Aim:
Below are some entries. Copy each line that holds the string "JSON".

╭──

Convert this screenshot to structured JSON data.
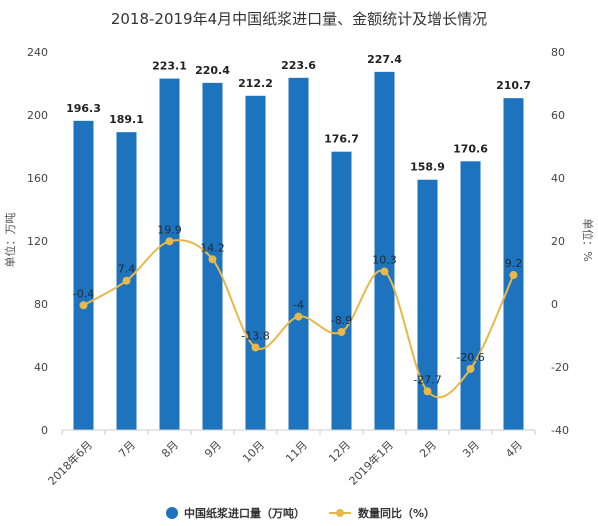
{
  "chart_data": {
    "type": "bar",
    "title": "2018-2019年4月中国纸浆进口量、金额统计及增长情况",
    "categories": [
      "2018年6月",
      "7月",
      "8月",
      "9月",
      "10月",
      "11月",
      "12月",
      "2019年1月",
      "2月",
      "3月",
      "4月"
    ],
    "series": [
      {
        "name": "中国纸浆进口量（万吨）",
        "type": "bar",
        "axis": "left",
        "color": "#1e73be",
        "values": [
          196.3,
          189.1,
          223.1,
          220.4,
          212.2,
          223.6,
          176.7,
          227.4,
          158.9,
          170.6,
          210.7
        ],
        "labels": [
          "196.3",
          "189.1",
          "223.1",
          "220.4",
          "212.2",
          "223.6",
          "176.7",
          "227.4",
          "158.9",
          "170.6",
          "210.7"
        ]
      },
      {
        "name": "数量同比（%）",
        "type": "line",
        "axis": "right",
        "color": "#e8b84a",
        "values": [
          -0.4,
          7.4,
          19.9,
          14.2,
          -13.8,
          -4,
          -8.9,
          10.3,
          -27.7,
          -20.6,
          9.2
        ],
        "labels": [
          "-0.4",
          "7.4",
          "19.9",
          "14.2",
          "-13.8",
          "-4",
          "-8.9",
          "10.3",
          "-27.7",
          "-20.6",
          "9.2"
        ]
      }
    ],
    "ylabel": "单位：万吨",
    "y2label": "单位：%",
    "ylim": [
      0,
      240
    ],
    "y2lim": [
      -40,
      80
    ],
    "yticks": [
      "0",
      "40",
      "80",
      "120",
      "160",
      "200",
      "240"
    ],
    "y2ticks": [
      "-40",
      "-20",
      "0",
      "20",
      "40",
      "60",
      "80"
    ],
    "grid": false,
    "legend_position": "bottom"
  }
}
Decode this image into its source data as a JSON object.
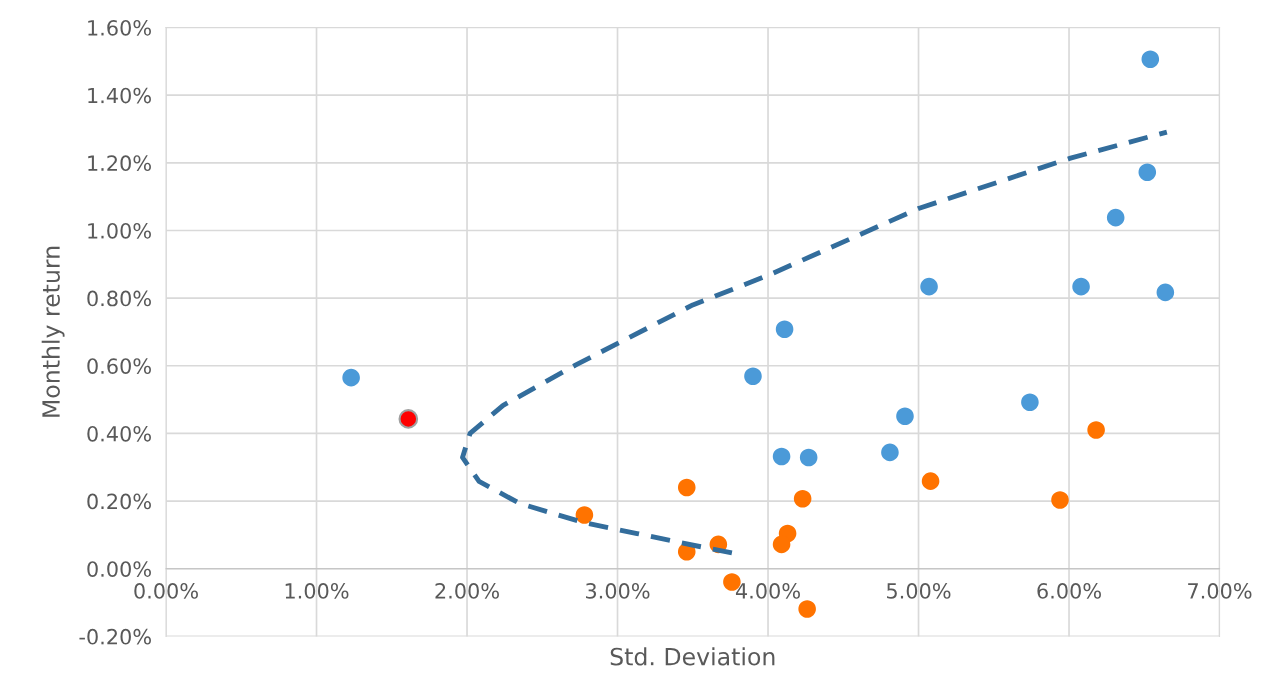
{
  "chart_data": {
    "type": "scatter",
    "xlabel": "Std. Deviation",
    "ylabel": "Monthly return",
    "xlim": [
      0,
      7
    ],
    "ylim": [
      -0.2,
      1.6
    ],
    "xticks": [
      {
        "value": 0,
        "label": "0.00%"
      },
      {
        "value": 1,
        "label": "1.00%"
      },
      {
        "value": 2,
        "label": "2.00%"
      },
      {
        "value": 3,
        "label": "3.00%"
      },
      {
        "value": 4,
        "label": "4.00%"
      },
      {
        "value": 5,
        "label": "5.00%"
      },
      {
        "value": 6,
        "label": "6.00%"
      },
      {
        "value": 7,
        "label": "7.00%"
      }
    ],
    "yticks": [
      {
        "value": -0.2,
        "label": "-0.20%"
      },
      {
        "value": 0,
        "label": "0.00%"
      },
      {
        "value": 0.2,
        "label": "0.20%"
      },
      {
        "value": 0.4,
        "label": "0.40%"
      },
      {
        "value": 0.6,
        "label": "0.60%"
      },
      {
        "value": 0.8,
        "label": "0.80%"
      },
      {
        "value": 1.0,
        "label": "1.00%"
      },
      {
        "value": 1.2,
        "label": "1.20%"
      },
      {
        "value": 1.4,
        "label": "1.40%"
      },
      {
        "value": 1.6,
        "label": "1.60%"
      }
    ],
    "grid": true,
    "marker": "circle",
    "series": [
      {
        "type": "line",
        "line_style": "dashed",
        "marker": "none",
        "color": "#336d9c",
        "x": [
          3.76,
          3.52,
          3.13,
          2.78,
          2.35,
          2.08,
          1.97,
          2.02,
          2.24,
          2.72,
          3.5,
          4.01,
          5.0,
          6.01,
          6.65
        ],
        "values": [
          0.047,
          0.068,
          0.104,
          0.136,
          0.193,
          0.258,
          0.329,
          0.4,
          0.483,
          0.602,
          0.78,
          0.869,
          1.065,
          1.214,
          1.291
        ]
      },
      {
        "color": "#4b9ad8",
        "x": [
          1.23,
          6.54,
          6.52,
          6.31,
          5.07,
          6.08,
          6.64,
          4.11,
          3.9,
          5.74,
          4.91,
          4.09,
          4.27,
          4.81
        ],
        "values": [
          0.565,
          1.506,
          1.172,
          1.038,
          0.834,
          0.834,
          0.817,
          0.708,
          0.569,
          0.492,
          0.451,
          0.332,
          0.329,
          0.344
        ]
      },
      {
        "color": "#ff7300",
        "x": [
          6.18,
          5.08,
          4.23,
          5.94,
          4.13,
          4.09,
          3.67,
          3.76,
          4.26,
          3.46,
          2.78,
          3.46
        ],
        "values": [
          0.41,
          0.259,
          0.207,
          0.203,
          0.104,
          0.072,
          0.072,
          -0.039,
          -0.119,
          0.24,
          0.159,
          0.05
        ]
      },
      {
        "color": "#ff0000",
        "x": [
          1.61
        ],
        "values": [
          0.443
        ]
      }
    ]
  }
}
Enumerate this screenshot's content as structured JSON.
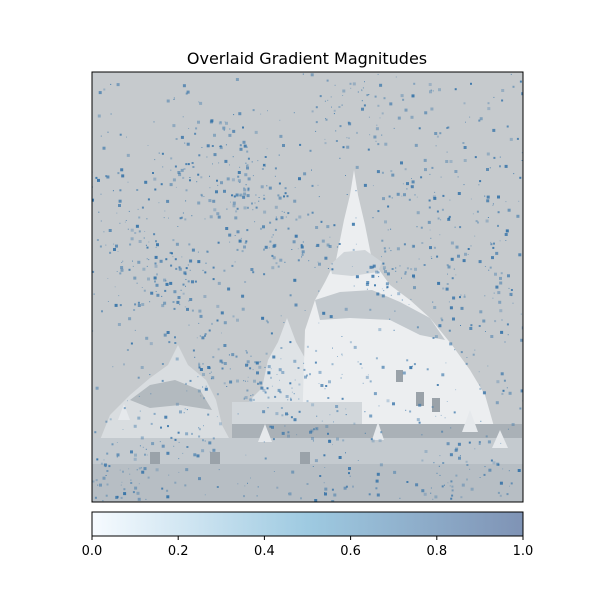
{
  "chart_data": {
    "type": "heatmap",
    "title": "Overlaid Gradient Magnitudes",
    "xlabel": "",
    "ylabel": "",
    "image_axis_ticks": "hidden",
    "background_image": "grayscale photo of a white stupa temple with a tall spire, lighter sky background",
    "overlay_description": "blue-tinted gradient magnitude speckles scattered over sky and temple",
    "colorbar": {
      "orientation": "horizontal",
      "placement": "bottom",
      "colormap": "Blues",
      "range": [
        0.0,
        1.0
      ],
      "tick_values": [
        0.0,
        0.2,
        0.4,
        0.6,
        0.8,
        1.0
      ],
      "tick_labels": [
        "0.0",
        "0.2",
        "0.4",
        "0.6",
        "0.8",
        "1.0"
      ],
      "color_low": "#f7fbff",
      "color_mid": "#9ecae1",
      "color_high": "#7f93b5"
    },
    "colors": {
      "sky": "#c6cacd",
      "temple_light": "#eef0f2",
      "temple_shadow": "#a9b0b6",
      "speckle": "#2f6fa6"
    }
  }
}
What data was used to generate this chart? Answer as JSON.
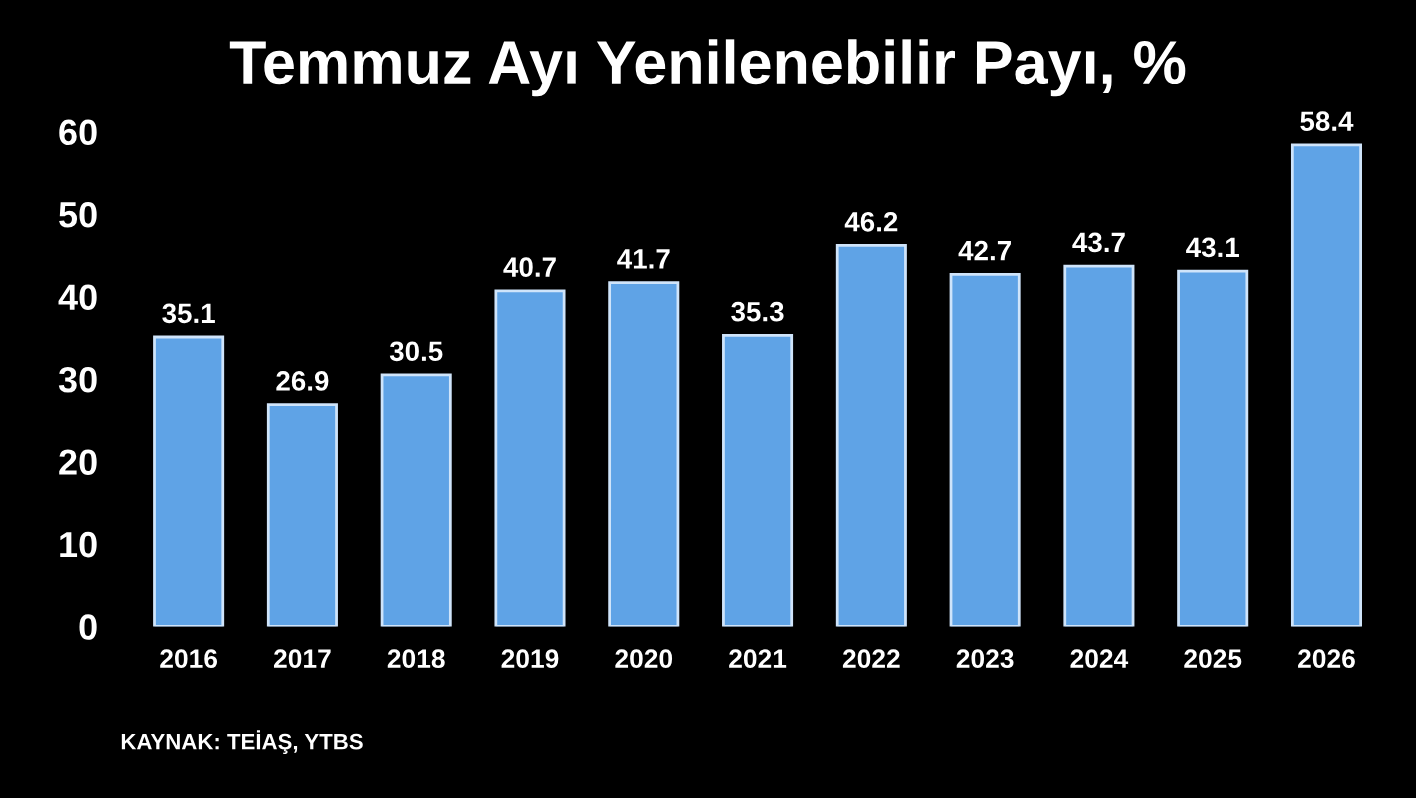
{
  "chart_data": {
    "type": "bar",
    "title": "Temmuz Ayı Yenilenebilir Payı, %",
    "categories": [
      "2016",
      "2017",
      "2018",
      "2019",
      "2020",
      "2021",
      "2022",
      "2023",
      "2024",
      "2025",
      "2026"
    ],
    "values": [
      35.1,
      26.9,
      30.5,
      40.7,
      41.7,
      35.3,
      46.2,
      42.7,
      43.7,
      43.1,
      58.4
    ],
    "color": "#5fa3e6",
    "ylim": [
      0,
      60
    ],
    "yticks": [
      0,
      10,
      20,
      30,
      40,
      50,
      60
    ],
    "grid": false,
    "data_labels": true,
    "annotations": [
      "KAYNAK: TEİAŞ, YTBS"
    ]
  }
}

╰──

Worked answer:
Convert this screenshot to structured JSON data.
Decode this image into its source data as a JSON object.
Enumerate this screenshot's content as structured JSON.
What data was used to generate this chart? Answer as JSON.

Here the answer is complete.